• [Required work] Extract all records. Keep each one exact.

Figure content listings
- - - -

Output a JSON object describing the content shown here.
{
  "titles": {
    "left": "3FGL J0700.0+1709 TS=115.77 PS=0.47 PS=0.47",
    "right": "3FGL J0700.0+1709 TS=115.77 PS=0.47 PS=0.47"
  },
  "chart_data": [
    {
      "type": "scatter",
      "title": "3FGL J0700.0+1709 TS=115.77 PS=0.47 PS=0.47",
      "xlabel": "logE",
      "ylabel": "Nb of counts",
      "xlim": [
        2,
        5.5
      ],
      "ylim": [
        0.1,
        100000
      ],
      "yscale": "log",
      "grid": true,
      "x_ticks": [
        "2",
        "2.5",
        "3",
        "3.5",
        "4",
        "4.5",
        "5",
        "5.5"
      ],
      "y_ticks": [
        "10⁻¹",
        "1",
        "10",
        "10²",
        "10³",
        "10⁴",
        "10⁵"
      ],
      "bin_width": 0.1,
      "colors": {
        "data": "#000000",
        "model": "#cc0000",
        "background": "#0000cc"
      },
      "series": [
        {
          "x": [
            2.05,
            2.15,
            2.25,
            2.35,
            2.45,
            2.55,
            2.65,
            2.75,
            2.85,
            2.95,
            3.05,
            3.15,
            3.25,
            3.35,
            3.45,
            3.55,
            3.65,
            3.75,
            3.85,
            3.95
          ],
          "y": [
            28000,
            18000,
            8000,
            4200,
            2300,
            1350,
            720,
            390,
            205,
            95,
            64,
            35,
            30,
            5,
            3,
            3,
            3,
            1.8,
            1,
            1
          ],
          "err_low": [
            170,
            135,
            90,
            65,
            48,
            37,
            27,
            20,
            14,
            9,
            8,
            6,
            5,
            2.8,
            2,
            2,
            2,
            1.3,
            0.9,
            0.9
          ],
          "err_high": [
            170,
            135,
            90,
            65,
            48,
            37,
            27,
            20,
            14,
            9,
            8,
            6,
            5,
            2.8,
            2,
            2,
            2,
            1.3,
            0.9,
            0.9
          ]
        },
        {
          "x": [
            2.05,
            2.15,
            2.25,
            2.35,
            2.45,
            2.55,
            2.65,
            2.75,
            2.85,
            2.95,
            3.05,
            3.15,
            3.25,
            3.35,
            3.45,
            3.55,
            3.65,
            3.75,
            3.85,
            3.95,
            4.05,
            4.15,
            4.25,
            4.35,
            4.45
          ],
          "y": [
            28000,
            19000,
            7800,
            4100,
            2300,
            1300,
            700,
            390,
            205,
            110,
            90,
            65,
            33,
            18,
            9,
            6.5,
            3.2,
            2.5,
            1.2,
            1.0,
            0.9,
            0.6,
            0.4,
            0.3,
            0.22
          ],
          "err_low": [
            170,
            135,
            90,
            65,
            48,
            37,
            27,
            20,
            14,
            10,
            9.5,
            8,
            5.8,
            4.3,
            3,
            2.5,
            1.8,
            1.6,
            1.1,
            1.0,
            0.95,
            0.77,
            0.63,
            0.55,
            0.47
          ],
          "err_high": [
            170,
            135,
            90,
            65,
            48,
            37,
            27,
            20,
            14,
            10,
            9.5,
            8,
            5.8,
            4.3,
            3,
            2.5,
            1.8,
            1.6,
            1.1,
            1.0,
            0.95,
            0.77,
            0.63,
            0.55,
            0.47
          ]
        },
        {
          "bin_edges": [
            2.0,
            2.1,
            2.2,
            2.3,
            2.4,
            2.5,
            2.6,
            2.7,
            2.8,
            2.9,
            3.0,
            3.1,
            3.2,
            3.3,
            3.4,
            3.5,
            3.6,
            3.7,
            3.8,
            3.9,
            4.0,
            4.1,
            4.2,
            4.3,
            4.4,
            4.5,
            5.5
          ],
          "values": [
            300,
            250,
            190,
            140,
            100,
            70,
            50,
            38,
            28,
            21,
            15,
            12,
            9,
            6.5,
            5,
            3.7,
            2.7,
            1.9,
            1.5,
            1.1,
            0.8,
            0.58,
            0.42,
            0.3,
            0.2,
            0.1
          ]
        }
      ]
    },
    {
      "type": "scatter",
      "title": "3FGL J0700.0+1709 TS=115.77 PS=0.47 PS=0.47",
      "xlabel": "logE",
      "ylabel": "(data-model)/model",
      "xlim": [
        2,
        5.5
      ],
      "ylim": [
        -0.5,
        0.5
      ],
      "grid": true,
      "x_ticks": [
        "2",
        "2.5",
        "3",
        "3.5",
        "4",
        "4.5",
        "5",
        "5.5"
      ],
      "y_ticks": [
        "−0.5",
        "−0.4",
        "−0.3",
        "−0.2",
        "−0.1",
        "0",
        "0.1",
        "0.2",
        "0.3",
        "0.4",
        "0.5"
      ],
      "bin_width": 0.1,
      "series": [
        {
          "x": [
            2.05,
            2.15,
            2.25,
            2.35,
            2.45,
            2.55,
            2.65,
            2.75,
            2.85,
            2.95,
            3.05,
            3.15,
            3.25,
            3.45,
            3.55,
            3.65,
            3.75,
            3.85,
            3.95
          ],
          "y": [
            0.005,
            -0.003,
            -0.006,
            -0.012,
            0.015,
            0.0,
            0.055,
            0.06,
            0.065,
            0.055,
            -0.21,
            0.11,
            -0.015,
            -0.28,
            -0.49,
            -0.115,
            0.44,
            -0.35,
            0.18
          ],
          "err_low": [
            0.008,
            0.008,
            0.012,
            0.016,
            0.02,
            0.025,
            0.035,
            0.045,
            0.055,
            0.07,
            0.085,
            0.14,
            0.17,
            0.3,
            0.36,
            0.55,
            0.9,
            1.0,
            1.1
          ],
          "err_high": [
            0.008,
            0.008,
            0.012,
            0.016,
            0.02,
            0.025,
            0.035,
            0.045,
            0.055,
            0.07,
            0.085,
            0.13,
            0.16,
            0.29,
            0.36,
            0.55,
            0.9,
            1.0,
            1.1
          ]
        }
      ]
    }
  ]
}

- - - -

• [Exercise response]
Output a JSON object describing the content shown here.
{
  "titles": {
    "left": "3FGL J0700.0+1709 TS=115.77 PS=0.47 PS=0.47",
    "right": "3FGL J0700.0+1709 TS=115.77 PS=0.47 PS=0.47"
  },
  "chart_data": [
    {
      "type": "scatter",
      "title": "3FGL J0700.0+1709 TS=115.77 PS=0.47 PS=0.47",
      "xlabel": "logE",
      "ylabel": "Nb of counts",
      "xlim": [
        2,
        5.5
      ],
      "ylim": [
        0.1,
        100000
      ],
      "yscale": "log",
      "grid": true,
      "x_ticks": [
        "2",
        "2.5",
        "3",
        "3.5",
        "4",
        "4.5",
        "5",
        "5.5"
      ],
      "y_ticks": [
        "10⁻¹",
        "1",
        "10",
        "10²",
        "10³",
        "10⁴",
        "10⁵"
      ],
      "bin_width": 0.1,
      "colors": {
        "data": "#000000",
        "model": "#cc0000",
        "background": "#0000cc"
      },
      "series": [
        {
          "x": [
            2.05,
            2.15,
            2.25,
            2.35,
            2.45,
            2.55,
            2.65,
            2.75,
            2.85,
            2.95,
            3.05,
            3.15,
            3.25,
            3.35,
            3.45,
            3.55,
            3.65,
            3.75,
            3.85,
            3.95
          ],
          "y": [
            28000,
            18000,
            8000,
            4200,
            2300,
            1350,
            720,
            390,
            205,
            95,
            64,
            35,
            30,
            5,
            3,
            3,
            3,
            1.8,
            1,
            1
          ],
          "err_low": [
            170,
            135,
            90,
            65,
            48,
            37,
            27,
            20,
            14,
            9,
            8,
            6,
            5,
            2.8,
            2,
            2,
            2,
            1.3,
            0.9,
            0.9
          ],
          "err_high": [
            170,
            135,
            90,
            65,
            48,
            37,
            27,
            20,
            14,
            9,
            8,
            6,
            5,
            2.8,
            2,
            2,
            2,
            1.3,
            0.9,
            0.9
          ]
        },
        {
          "x": [
            2.05,
            2.15,
            2.25,
            2.35,
            2.45,
            2.55,
            2.65,
            2.75,
            2.85,
            2.95,
            3.05,
            3.15,
            3.25,
            3.35,
            3.45,
            3.55,
            3.65,
            3.75,
            3.85,
            3.95,
            4.05,
            4.15,
            4.25,
            4.35,
            4.45
          ],
          "y": [
            28000,
            19000,
            7800,
            4100,
            2300,
            1300,
            700,
            390,
            205,
            110,
            90,
            65,
            33,
            18,
            9,
            6.5,
            3.2,
            2.5,
            1.2,
            1.0,
            0.9,
            0.6,
            0.4,
            0.3,
            0.22
          ],
          "err_low": [
            170,
            135,
            90,
            65,
            48,
            37,
            27,
            20,
            14,
            10,
            9.5,
            8,
            5.8,
            4.3,
            3,
            2.5,
            1.8,
            1.6,
            1.1,
            1.0,
            0.95,
            0.77,
            0.63,
            0.55,
            0.47
          ],
          "err_high": [
            170,
            135,
            90,
            65,
            48,
            37,
            27,
            20,
            14,
            10,
            9.5,
            8,
            5.8,
            4.3,
            3,
            2.5,
            1.8,
            1.6,
            1.1,
            1.0,
            0.95,
            0.77,
            0.63,
            0.55,
            0.47
          ]
        },
        {
          "bin_edges": [
            2.0,
            2.1,
            2.2,
            2.3,
            2.4,
            2.5,
            2.6,
            2.7,
            2.8,
            2.9,
            3.0,
            3.1,
            3.2,
            3.3,
            3.4,
            3.5,
            3.6,
            3.7,
            3.8,
            3.9,
            4.0,
            4.1,
            4.2,
            4.3,
            4.4,
            4.5,
            5.5
          ],
          "values": [
            300,
            250,
            190,
            140,
            100,
            70,
            50,
            38,
            28,
            21,
            15,
            12,
            9,
            6.5,
            5,
            3.7,
            2.7,
            1.9,
            1.5,
            1.1,
            0.8,
            0.58,
            0.42,
            0.3,
            0.2,
            0.1
          ]
        }
      ]
    },
    {
      "type": "scatter",
      "title": "3FGL J0700.0+1709 TS=115.77 PS=0.47 PS=0.47",
      "xlabel": "logE",
      "ylabel": "(data-model)/model",
      "xlim": [
        2,
        5.5
      ],
      "ylim": [
        -0.5,
        0.5
      ],
      "grid": true,
      "x_ticks": [
        "2",
        "2.5",
        "3",
        "3.5",
        "4",
        "4.5",
        "5",
        "5.5"
      ],
      "y_ticks": [
        "−0.5",
        "−0.4",
        "−0.3",
        "−0.2",
        "−0.1",
        "0",
        "0.1",
        "0.2",
        "0.3",
        "0.4",
        "0.5"
      ],
      "bin_width": 0.1,
      "series": [
        {
          "x": [
            2.05,
            2.15,
            2.25,
            2.35,
            2.45,
            2.55,
            2.65,
            2.75,
            2.85,
            2.95,
            3.05,
            3.15,
            3.25,
            3.45,
            3.55,
            3.65,
            3.75,
            3.85,
            3.95
          ],
          "y": [
            0.005,
            -0.003,
            -0.006,
            -0.012,
            0.015,
            0.0,
            0.055,
            0.06,
            0.065,
            0.055,
            -0.21,
            0.11,
            -0.015,
            -0.28,
            -0.49,
            -0.115,
            0.44,
            -0.35,
            0.18
          ],
          "err_low": [
            0.008,
            0.008,
            0.012,
            0.016,
            0.02,
            0.025,
            0.035,
            0.045,
            0.055,
            0.07,
            0.085,
            0.14,
            0.17,
            0.3,
            0.36,
            0.55,
            0.9,
            1.0,
            1.1
          ],
          "err_high": [
            0.008,
            0.008,
            0.012,
            0.016,
            0.02,
            0.025,
            0.035,
            0.045,
            0.055,
            0.07,
            0.085,
            0.13,
            0.16,
            0.29,
            0.36,
            0.55,
            0.9,
            1.0,
            1.1
          ]
        }
      ]
    }
  ]
}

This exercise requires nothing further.